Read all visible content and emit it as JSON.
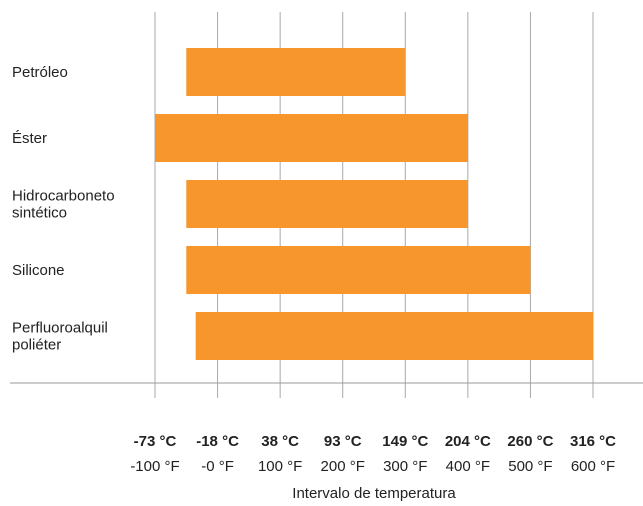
{
  "chart_data": {
    "type": "bar",
    "orientation": "horizontal",
    "bar_style": "range",
    "bar_color": "#F7962D",
    "gridlines": true,
    "categories": [
      [
        "Petróleo"
      ],
      [
        "Éster"
      ],
      [
        "Hidrocarboneto",
        "sintético"
      ],
      [
        "Silicone"
      ],
      [
        "Perfluoroalquil",
        "poliéter"
      ]
    ],
    "ranges_f": [
      [
        -50,
        300
      ],
      [
        -100,
        400
      ],
      [
        -50,
        400
      ],
      [
        -50,
        500
      ],
      [
        -35,
        600
      ]
    ],
    "xlim_f": [
      -100,
      600
    ],
    "ticks_f": [
      -100,
      0,
      100,
      200,
      300,
      400,
      500,
      600
    ],
    "tick_labels_c": [
      "-73 °C",
      "-18 °C",
      "38 °C",
      "93 °C",
      "149 °C",
      "204 °C",
      "260 °C",
      "316 °C"
    ],
    "tick_labels_f": [
      "-100 °F",
      "-0 °F",
      "100 °F",
      "200 °F",
      "300 °F",
      "400 °F",
      "500 °F",
      "600 °F"
    ],
    "xlabel": "Intervalo de temperatura"
  }
}
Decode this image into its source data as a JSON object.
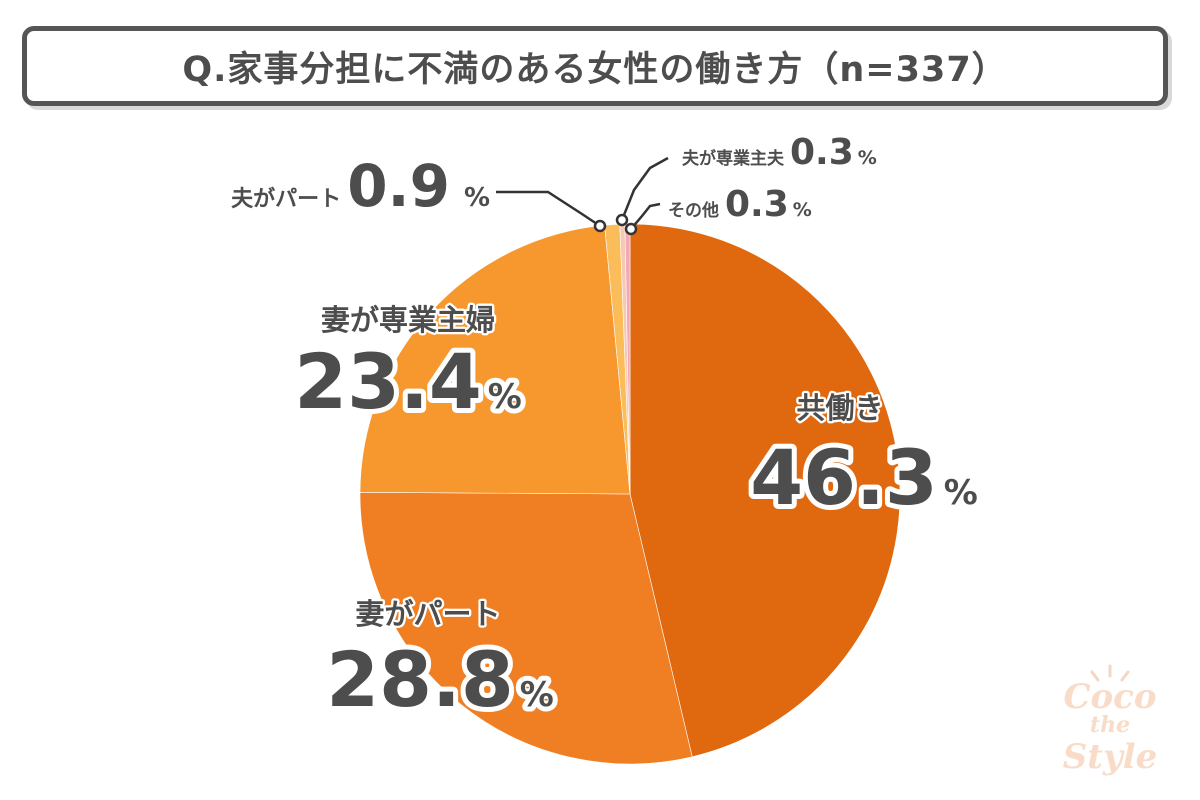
{
  "title": "Q.家事分担に不満のある女性の働き方（n=337）",
  "chart_data": {
    "type": "pie",
    "categories": [
      "共働き",
      "妻がパート",
      "妻が専業主婦",
      "夫がパート",
      "夫が専業主夫",
      "その他"
    ],
    "values": [
      46.3,
      28.8,
      23.4,
      0.9,
      0.3,
      0.3
    ],
    "unit": "%",
    "colors": [
      "#e0690f",
      "#f07f24",
      "#f7982e",
      "#fbbd5a",
      "#f6c9b3",
      "#f2a8b8"
    ],
    "value_labels": [
      "46.3",
      "28.8",
      "23.4",
      "0.9",
      "0.3",
      "0.3"
    ]
  },
  "watermark": {
    "lines": [
      "Coco",
      "the",
      "Style"
    ]
  }
}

....................

* WORK TO BE COMPLETED
Search the lines above for the string "JSON" and copy each line that has it.

* RESPONSE
Read all visible content and emit it as JSON.
Decode this image into its source data as a JSON object.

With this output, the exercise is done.